((
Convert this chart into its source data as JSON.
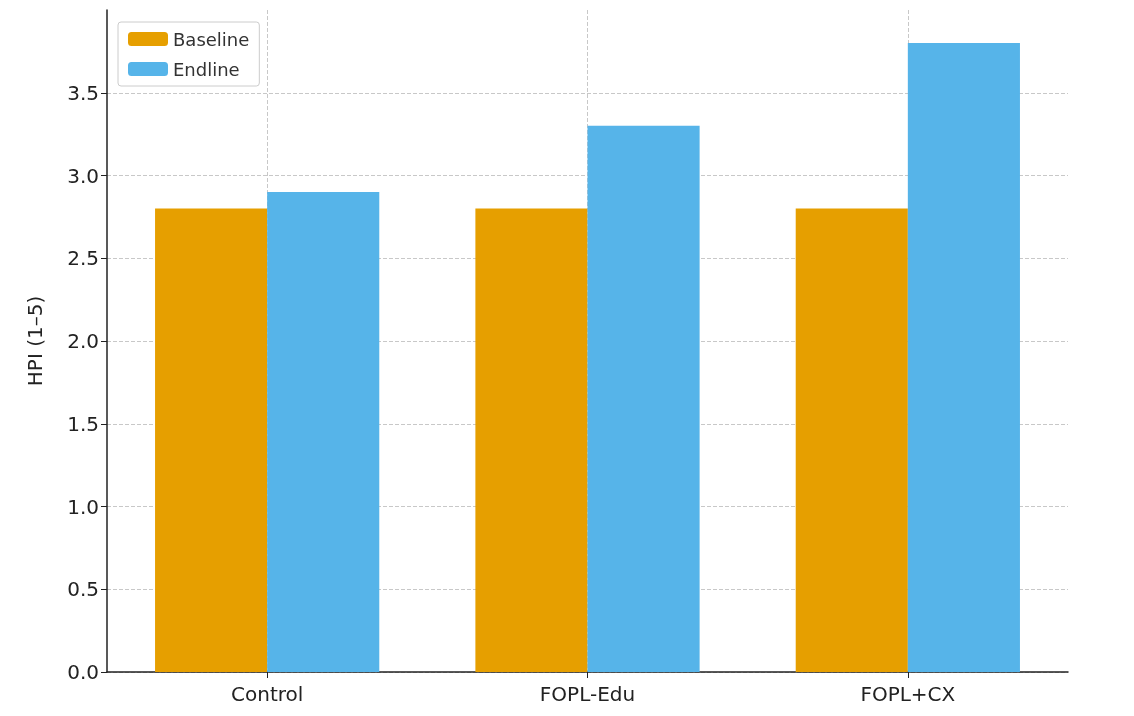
{
  "chart_data": {
    "type": "bar",
    "ylabel": "HPI (1–5)",
    "categories": [
      "Control",
      "FOPL-Edu",
      "FOPL+CX"
    ],
    "series": [
      {
        "name": "Baseline",
        "color": "#e69f00",
        "values": [
          2.8,
          2.8,
          2.8
        ]
      },
      {
        "name": "Endline",
        "color": "#56b4e9",
        "values": [
          2.9,
          3.3,
          3.8
        ]
      }
    ],
    "ylim": [
      0,
      4.0
    ],
    "yticks": [
      {
        "value": 0,
        "label": "0.0"
      },
      0.5,
      {
        "value": 1,
        "label": "1.0"
      },
      1.5,
      {
        "value": 2,
        "label": "2.0"
      },
      2.5,
      {
        "value": 3,
        "label": "3.0"
      },
      3.5
    ],
    "grid": true,
    "legend": "top left"
  }
}
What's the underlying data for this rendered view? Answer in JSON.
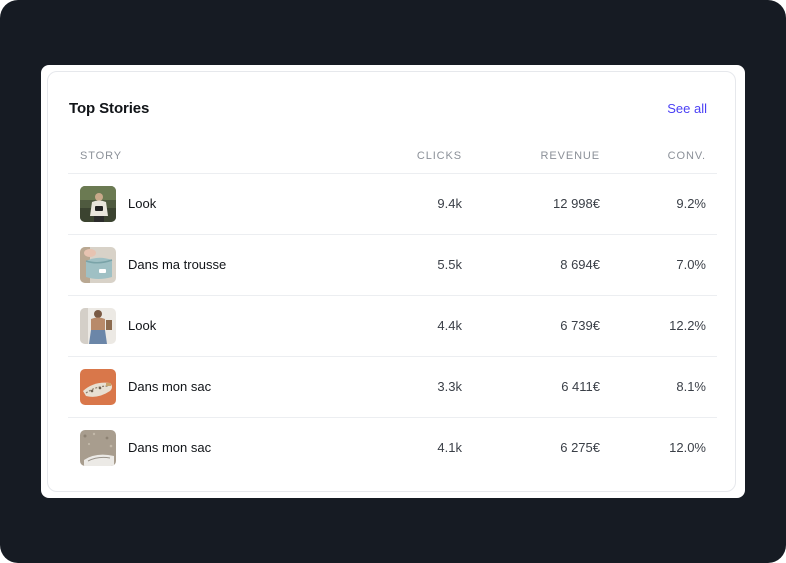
{
  "card": {
    "title": "Top Stories",
    "see_all_label": "See all"
  },
  "table": {
    "headers": {
      "story": "STORY",
      "clicks": "CLICKS",
      "revenue": "REVENUE",
      "conv": "CONV."
    },
    "rows": [
      {
        "title": "Look",
        "clicks": "9.4k",
        "revenue": "12 998€",
        "conv": "9.2%",
        "thumbnail": "person-outdoor-photo"
      },
      {
        "title": "Dans ma trousse",
        "clicks": "5.5k",
        "revenue": "8 694€",
        "conv": "7.0%",
        "thumbnail": "pouch-photo"
      },
      {
        "title": "Look",
        "clicks": "4.4k",
        "revenue": "6 739€",
        "conv": "12.2%",
        "thumbnail": "person-indoor-photo"
      },
      {
        "title": "Dans mon sac",
        "clicks": "3.3k",
        "revenue": "6 411€",
        "conv": "8.1%",
        "thumbnail": "bag-orange-photo"
      },
      {
        "title": "Dans mon sac",
        "clicks": "4.1k",
        "revenue": "6 275€",
        "conv": "12.0%",
        "thumbnail": "bag-gravel-photo"
      }
    ]
  },
  "colors": {
    "background": "#161b23",
    "accent": "#4a3ff5"
  }
}
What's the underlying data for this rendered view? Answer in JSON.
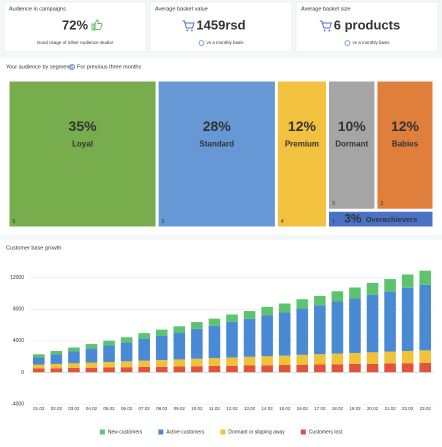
{
  "kpis": [
    {
      "label": "Audience in campaigns",
      "value": "72%",
      "note": "Good usage of Silver Audience studio!"
    },
    {
      "label": "Average basket value",
      "value": "1459rsd",
      "note": "vs a monthly basis"
    },
    {
      "label": "Average basket size",
      "value": "6 products",
      "note": "vs a monthly basis"
    }
  ],
  "segments": {
    "title": "Your audience by segments",
    "info": "For previous three months",
    "items": [
      {
        "name": "Loyal",
        "value": 35,
        "label": "35%",
        "rank": 6,
        "color": "#78ad4e"
      },
      {
        "name": "Standard",
        "value": 28,
        "label": "28%",
        "rank": 5,
        "color": "#6598d4"
      },
      {
        "name": "Premium",
        "value": 12,
        "label": "12%",
        "rank": 4,
        "color": "#f2c23e"
      },
      {
        "name": "Dormant",
        "value": 10,
        "label": "10%",
        "rank": 3,
        "color": "#a5a5a5"
      },
      {
        "name": "Babies",
        "value": 12,
        "label": "12%",
        "rank": 2,
        "color": "#e07e3c"
      },
      {
        "name": "Overachievers",
        "value": 3,
        "label": "3%",
        "rank": 1,
        "color": "#4a72c4"
      }
    ]
  },
  "chart_data": {
    "type": "bar",
    "stacked": true,
    "title": "Customer base growth",
    "categories": [
      "01.02",
      "02.02",
      "03.02",
      "04.02",
      "05.02",
      "06.02",
      "07.02",
      "08.02",
      "09.02",
      "10.02",
      "11.02",
      "12.02",
      "13.02",
      "14.02",
      "15.02",
      "16.02",
      "17.02",
      "18.02",
      "19.02",
      "20.02",
      "21.02",
      "22.02",
      "23.02"
    ],
    "series": [
      {
        "name": "New customers",
        "color": "#5cc46e",
        "values": [
          400,
          450,
          500,
          550,
          600,
          650,
          700,
          750,
          800,
          850,
          900,
          950,
          1000,
          1050,
          1100,
          1150,
          1200,
          1300,
          1400,
          1500,
          1600,
          1700,
          1800
        ]
      },
      {
        "name": "Active customers",
        "color": "#4a8ad4",
        "values": [
          900,
          1200,
          1500,
          1800,
          2100,
          2400,
          2800,
          3100,
          3400,
          3800,
          4100,
          4500,
          4800,
          5200,
          5500,
          5900,
          6200,
          6600,
          6900,
          7300,
          7600,
          8000,
          8300
        ]
      },
      {
        "name": "Dormant or slipping away",
        "color": "#f0c23a",
        "values": [
          500,
          550,
          600,
          650,
          700,
          750,
          800,
          850,
          900,
          950,
          1000,
          1050,
          1100,
          1150,
          1200,
          1250,
          1300,
          1350,
          1400,
          1450,
          1500,
          1550,
          1600
        ]
      },
      {
        "name": "Customers lost",
        "color": "#e0533c",
        "values": [
          500,
          530,
          560,
          600,
          630,
          660,
          690,
          720,
          750,
          790,
          820,
          850,
          880,
          910,
          940,
          980,
          1010,
          1040,
          1070,
          1100,
          1140,
          1170,
          1200
        ]
      }
    ],
    "ylim": [
      -4000,
      14000
    ],
    "yticks": [
      -4000,
      0,
      4000,
      8000,
      12000
    ],
    "grid": true,
    "legend": "bottom"
  }
}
))
## Exercise objective
Except for the pictures, print the data above exactly.

## Exercise solution
Convert this chart into its source data as JSON.
{
  "chart_data": {
    "type": "bar",
    "ylabel": "HPI (1–5)",
    "categories": [
      "Control",
      "FOPL-Edu",
      "FOPL+CX"
    ],
    "series": [
      {
        "name": "Baseline",
        "color": "#e69f00",
        "values": [
          2.8,
          2.8,
          2.8
        ]
      },
      {
        "name": "Endline",
        "color": "#56b4e9",
        "values": [
          2.9,
          3.3,
          3.8
        ]
      }
    ],
    "ylim": [
      0,
      4.0
    ],
    "yticks": [
      {
        "value": 0,
        "label": "0.0"
      },
      0.5,
      {
        "value": 1,
        "label": "1.0"
      },
      1.5,
      {
        "value": 2,
        "label": "2.0"
      },
      2.5,
      {
        "value": 3,
        "label": "3.0"
      },
      3.5
    ],
    "grid": true,
    "legend": "top left"
  }
}
What's the underlying data for this rendered view? Answer in JSON.
{
  "card": {
    "title": "Top Stories",
    "see_all_label": "See all"
  },
  "table": {
    "headers": {
      "story": "STORY",
      "clicks": "CLICKS",
      "revenue": "REVENUE",
      "conv": "CONV."
    },
    "rows": [
      {
        "title": "Look",
        "clicks": "9.4k",
        "revenue": "12 998€",
        "conv": "9.2%",
        "thumbnail": "person-outdoor-photo"
      },
      {
        "title": "Dans ma trousse",
        "clicks": "5.5k",
        "revenue": "8 694€",
        "conv": "7.0%",
        "thumbnail": "pouch-photo"
      },
      {
        "title": "Look",
        "clicks": "4.4k",
        "revenue": "6 739€",
        "conv": "12.2%",
        "thumbnail": "person-indoor-photo"
      },
      {
        "title": "Dans mon sac",
        "clicks": "3.3k",
        "revenue": "6 411€",
        "conv": "8.1%",
        "thumbnail": "bag-orange-photo"
      },
      {
        "title": "Dans mon sac",
        "clicks": "4.1k",
        "revenue": "6 275€",
        "conv": "12.0%",
        "thumbnail": "bag-gravel-photo"
      }
    ]
  },
  "colors": {
    "background": "#161b23",
    "accent": "#4a3ff5"
  }
}
What's the underlying data for this rendered view? Answer in JSON.
{
  "kpis": [
    {
      "label": "Audience in campaigns",
      "value": "72%",
      "note": "Good usage of Silver Audience studio!"
    },
    {
      "label": "Average basket value",
      "value": "1459rsd",
      "note": "vs a monthly basis"
    },
    {
      "label": "Average basket size",
      "value": "6 products",
      "note": "vs a monthly basis"
    }
  ],
  "segments": {
    "title": "Your audience by segments",
    "info": "For previous three months",
    "items": [
      {
        "name": "Loyal",
        "value": 35,
        "label": "35%",
        "rank": 6,
        "color": "#78ad4e"
      },
      {
        "name": "Standard",
        "value": 28,
        "label": "28%",
        "rank": 5,
        "color": "#6598d4"
      },
      {
        "name": "Premium",
        "value": 12,
        "label": "12%",
        "rank": 4,
        "color": "#f2c23e"
      },
      {
        "name": "Dormant",
        "value": 10,
        "label": "10%",
        "rank": 3,
        "color": "#a5a5a5"
      },
      {
        "name": "Babies",
        "value": 12,
        "label": "12%",
        "rank": 2,
        "color": "#e07e3c"
      },
      {
        "name": "Overachievers",
        "value": 3,
        "label": "3%",
        "rank": 1,
        "color": "#4a72c4"
      }
    ]
  },
  "chart_data": {
    "type": "bar",
    "stacked": true,
    "title": "Customer base growth",
    "categories": [
      "01.02",
      "02.02",
      "03.02",
      "04.02",
      "05.02",
      "06.02",
      "07.02",
      "08.02",
      "09.02",
      "10.02",
      "11.02",
      "12.02",
      "13.02",
      "14.02",
      "15.02",
      "16.02",
      "17.02",
      "18.02",
      "19.02",
      "20.02",
      "21.02",
      "22.02",
      "23.02"
    ],
    "series": [
      {
        "name": "New customers",
        "color": "#5cc46e",
        "values": [
          400,
          450,
          500,
          550,
          600,
          650,
          700,
          750,
          800,
          850,
          900,
          950,
          1000,
          1050,
          1100,
          1150,
          1200,
          1300,
          1400,
          1500,
          1600,
          1700,
          1800
        ]
      },
      {
        "name": "Active customers",
        "color": "#4a8ad4",
        "values": [
          900,
          1200,
          1500,
          1800,
          2100,
          2400,
          2800,
          3100,
          3400,
          3800,
          4100,
          4500,
          4800,
          5200,
          5500,
          5900,
          6200,
          6600,
          6900,
          7300,
          7600,
          8000,
          8300
        ]
      },
      {
        "name": "Dormant or slipping away",
        "color": "#f0c23a",
        "values": [
          500,
          550,
          600,
          650,
          700,
          750,
          800,
          850,
          900,
          950,
          1000,
          1050,
          1100,
          1150,
          1200,
          1250,
          1300,
          1350,
          1400,
          1450,
          1500,
          1550,
          1600
        ]
      },
      {
        "name": "Customers lost",
        "color": "#e0533c",
        "values": [
          500,
          530,
          560,
          600,
          630,
          660,
          690,
          720,
          750,
          790,
          820,
          850,
          880,
          910,
          940,
          980,
          1010,
          1040,
          1070,
          1100,
          1140,
          1170,
          1200
        ]
      }
    ],
    "ylim": [
      -4000,
      14000
    ],
    "yticks": [
      -4000,
      0,
      4000,
      8000,
      12000
    ],
    "grid": true,
    "legend": "bottom"
  }
}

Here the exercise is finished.